PROMPT: Reproduce all of the material word for word.

INPUT FOR THIS TASK:
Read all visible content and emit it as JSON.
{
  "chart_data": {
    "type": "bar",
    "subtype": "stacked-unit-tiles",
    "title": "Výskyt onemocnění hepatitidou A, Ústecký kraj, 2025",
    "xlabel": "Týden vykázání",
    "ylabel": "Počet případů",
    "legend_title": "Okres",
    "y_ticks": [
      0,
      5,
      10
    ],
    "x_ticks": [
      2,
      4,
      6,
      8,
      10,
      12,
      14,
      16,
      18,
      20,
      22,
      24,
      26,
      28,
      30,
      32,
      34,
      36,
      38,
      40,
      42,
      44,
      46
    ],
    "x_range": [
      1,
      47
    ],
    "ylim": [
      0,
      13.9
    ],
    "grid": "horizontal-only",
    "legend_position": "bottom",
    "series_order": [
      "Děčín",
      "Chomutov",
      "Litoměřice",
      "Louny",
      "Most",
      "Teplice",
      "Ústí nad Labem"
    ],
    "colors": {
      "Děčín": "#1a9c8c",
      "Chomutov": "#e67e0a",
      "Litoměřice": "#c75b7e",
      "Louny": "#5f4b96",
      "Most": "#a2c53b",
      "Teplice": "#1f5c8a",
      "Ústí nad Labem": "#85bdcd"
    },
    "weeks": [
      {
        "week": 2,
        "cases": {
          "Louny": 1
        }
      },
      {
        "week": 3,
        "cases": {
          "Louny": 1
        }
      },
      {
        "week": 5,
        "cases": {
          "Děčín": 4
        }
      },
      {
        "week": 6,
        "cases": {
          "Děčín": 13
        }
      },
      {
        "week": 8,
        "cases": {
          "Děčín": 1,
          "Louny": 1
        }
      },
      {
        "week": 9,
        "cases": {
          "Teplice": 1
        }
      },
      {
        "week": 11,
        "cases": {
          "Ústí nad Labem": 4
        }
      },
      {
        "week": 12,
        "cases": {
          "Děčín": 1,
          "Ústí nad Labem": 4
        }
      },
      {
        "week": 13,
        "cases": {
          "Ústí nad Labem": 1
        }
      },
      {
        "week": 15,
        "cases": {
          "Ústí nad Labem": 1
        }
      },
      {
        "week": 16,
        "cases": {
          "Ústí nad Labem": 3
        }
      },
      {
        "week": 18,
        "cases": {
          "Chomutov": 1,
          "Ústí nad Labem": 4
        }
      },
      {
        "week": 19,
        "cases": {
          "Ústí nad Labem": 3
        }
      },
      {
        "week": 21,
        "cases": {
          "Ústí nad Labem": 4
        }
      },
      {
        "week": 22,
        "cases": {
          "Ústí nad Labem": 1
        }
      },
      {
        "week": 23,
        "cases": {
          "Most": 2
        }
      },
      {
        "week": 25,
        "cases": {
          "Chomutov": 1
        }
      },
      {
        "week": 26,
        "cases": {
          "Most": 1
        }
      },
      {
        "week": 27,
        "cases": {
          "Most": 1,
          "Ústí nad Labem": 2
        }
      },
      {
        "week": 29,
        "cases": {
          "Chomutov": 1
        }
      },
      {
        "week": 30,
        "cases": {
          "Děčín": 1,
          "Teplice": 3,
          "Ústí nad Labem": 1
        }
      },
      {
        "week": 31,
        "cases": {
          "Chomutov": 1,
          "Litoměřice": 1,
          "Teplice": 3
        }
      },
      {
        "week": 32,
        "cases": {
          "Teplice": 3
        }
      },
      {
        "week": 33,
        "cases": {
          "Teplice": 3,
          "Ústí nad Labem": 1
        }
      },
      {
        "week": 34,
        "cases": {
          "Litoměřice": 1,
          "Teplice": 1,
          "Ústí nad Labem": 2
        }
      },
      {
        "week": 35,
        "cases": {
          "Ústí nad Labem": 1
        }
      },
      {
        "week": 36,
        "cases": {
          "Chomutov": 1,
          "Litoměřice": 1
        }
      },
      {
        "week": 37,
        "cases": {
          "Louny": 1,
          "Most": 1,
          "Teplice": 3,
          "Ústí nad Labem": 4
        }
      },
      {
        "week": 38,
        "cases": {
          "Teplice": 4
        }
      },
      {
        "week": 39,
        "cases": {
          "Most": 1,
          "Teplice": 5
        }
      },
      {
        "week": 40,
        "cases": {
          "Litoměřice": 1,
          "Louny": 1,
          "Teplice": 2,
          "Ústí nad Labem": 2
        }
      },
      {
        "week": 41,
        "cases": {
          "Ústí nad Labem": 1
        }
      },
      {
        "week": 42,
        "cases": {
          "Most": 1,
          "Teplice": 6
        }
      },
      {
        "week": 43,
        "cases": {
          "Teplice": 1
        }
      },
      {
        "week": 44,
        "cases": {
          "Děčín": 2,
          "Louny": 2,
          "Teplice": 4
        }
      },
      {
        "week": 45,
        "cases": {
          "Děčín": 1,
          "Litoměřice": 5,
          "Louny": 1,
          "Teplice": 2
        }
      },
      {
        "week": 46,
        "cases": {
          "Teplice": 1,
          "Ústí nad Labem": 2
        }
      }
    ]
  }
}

FINISHED ANSWER:
Read all visible content and emit it as JSON.
{
  "chart_data": {
    "type": "bar",
    "subtype": "stacked-unit-tiles",
    "title": "Výskyt onemocnění hepatitidou A, Ústecký kraj, 2025",
    "xlabel": "Týden vykázání",
    "ylabel": "Počet případů",
    "legend_title": "Okres",
    "y_ticks": [
      0,
      5,
      10
    ],
    "x_ticks": [
      2,
      4,
      6,
      8,
      10,
      12,
      14,
      16,
      18,
      20,
      22,
      24,
      26,
      28,
      30,
      32,
      34,
      36,
      38,
      40,
      42,
      44,
      46
    ],
    "x_range": [
      1,
      47
    ],
    "ylim": [
      0,
      13.9
    ],
    "grid": "horizontal-only",
    "legend_position": "bottom",
    "series_order": [
      "Děčín",
      "Chomutov",
      "Litoměřice",
      "Louny",
      "Most",
      "Teplice",
      "Ústí nad Labem"
    ],
    "colors": {
      "Děčín": "#1a9c8c",
      "Chomutov": "#e67e0a",
      "Litoměřice": "#c75b7e",
      "Louny": "#5f4b96",
      "Most": "#a2c53b",
      "Teplice": "#1f5c8a",
      "Ústí nad Labem": "#85bdcd"
    },
    "weeks": [
      {
        "week": 2,
        "cases": {
          "Louny": 1
        }
      },
      {
        "week": 3,
        "cases": {
          "Louny": 1
        }
      },
      {
        "week": 5,
        "cases": {
          "Děčín": 4
        }
      },
      {
        "week": 6,
        "cases": {
          "Děčín": 13
        }
      },
      {
        "week": 8,
        "cases": {
          "Děčín": 1,
          "Louny": 1
        }
      },
      {
        "week": 9,
        "cases": {
          "Teplice": 1
        }
      },
      {
        "week": 11,
        "cases": {
          "Ústí nad Labem": 4
        }
      },
      {
        "week": 12,
        "cases": {
          "Děčín": 1,
          "Ústí nad Labem": 4
        }
      },
      {
        "week": 13,
        "cases": {
          "Ústí nad Labem": 1
        }
      },
      {
        "week": 15,
        "cases": {
          "Ústí nad Labem": 1
        }
      },
      {
        "week": 16,
        "cases": {
          "Ústí nad Labem": 3
        }
      },
      {
        "week": 18,
        "cases": {
          "Chomutov": 1,
          "Ústí nad Labem": 4
        }
      },
      {
        "week": 19,
        "cases": {
          "Ústí nad Labem": 3
        }
      },
      {
        "week": 21,
        "cases": {
          "Ústí nad Labem": 4
        }
      },
      {
        "week": 22,
        "cases": {
          "Ústí nad Labem": 1
        }
      },
      {
        "week": 23,
        "cases": {
          "Most": 2
        }
      },
      {
        "week": 25,
        "cases": {
          "Chomutov": 1
        }
      },
      {
        "week": 26,
        "cases": {
          "Most": 1
        }
      },
      {
        "week": 27,
        "cases": {
          "Most": 1,
          "Ústí nad Labem": 2
        }
      },
      {
        "week": 29,
        "cases": {
          "Chomutov": 1
        }
      },
      {
        "week": 30,
        "cases": {
          "Děčín": 1,
          "Teplice": 3,
          "Ústí nad Labem": 1
        }
      },
      {
        "week": 31,
        "cases": {
          "Chomutov": 1,
          "Litoměřice": 1,
          "Teplice": 3
        }
      },
      {
        "week": 32,
        "cases": {
          "Teplice": 3
        }
      },
      {
        "week": 33,
        "cases": {
          "Teplice": 3,
          "Ústí nad Labem": 1
        }
      },
      {
        "week": 34,
        "cases": {
          "Litoměřice": 1,
          "Teplice": 1,
          "Ústí nad Labem": 2
        }
      },
      {
        "week": 35,
        "cases": {
          "Ústí nad Labem": 1
        }
      },
      {
        "week": 36,
        "cases": {
          "Chomutov": 1,
          "Litoměřice": 1
        }
      },
      {
        "week": 37,
        "cases": {
          "Louny": 1,
          "Most": 1,
          "Teplice": 3,
          "Ústí nad Labem": 4
        }
      },
      {
        "week": 38,
        "cases": {
          "Teplice": 4
        }
      },
      {
        "week": 39,
        "cases": {
          "Most": 1,
          "Teplice": 5
        }
      },
      {
        "week": 40,
        "cases": {
          "Litoměřice": 1,
          "Louny": 1,
          "Teplice": 2,
          "Ústí nad Labem": 2
        }
      },
      {
        "week": 41,
        "cases": {
          "Ústí nad Labem": 1
        }
      },
      {
        "week": 42,
        "cases": {
          "Most": 1,
          "Teplice": 6
        }
      },
      {
        "week": 43,
        "cases": {
          "Teplice": 1
        }
      },
      {
        "week": 44,
        "cases": {
          "Děčín": 2,
          "Louny": 2,
          "Teplice": 4
        }
      },
      {
        "week": 45,
        "cases": {
          "Děčín": 1,
          "Litoměřice": 5,
          "Louny": 1,
          "Teplice": 2
        }
      },
      {
        "week": 46,
        "cases": {
          "Teplice": 1,
          "Ústí nad Labem": 2
        }
      }
    ]
  }
}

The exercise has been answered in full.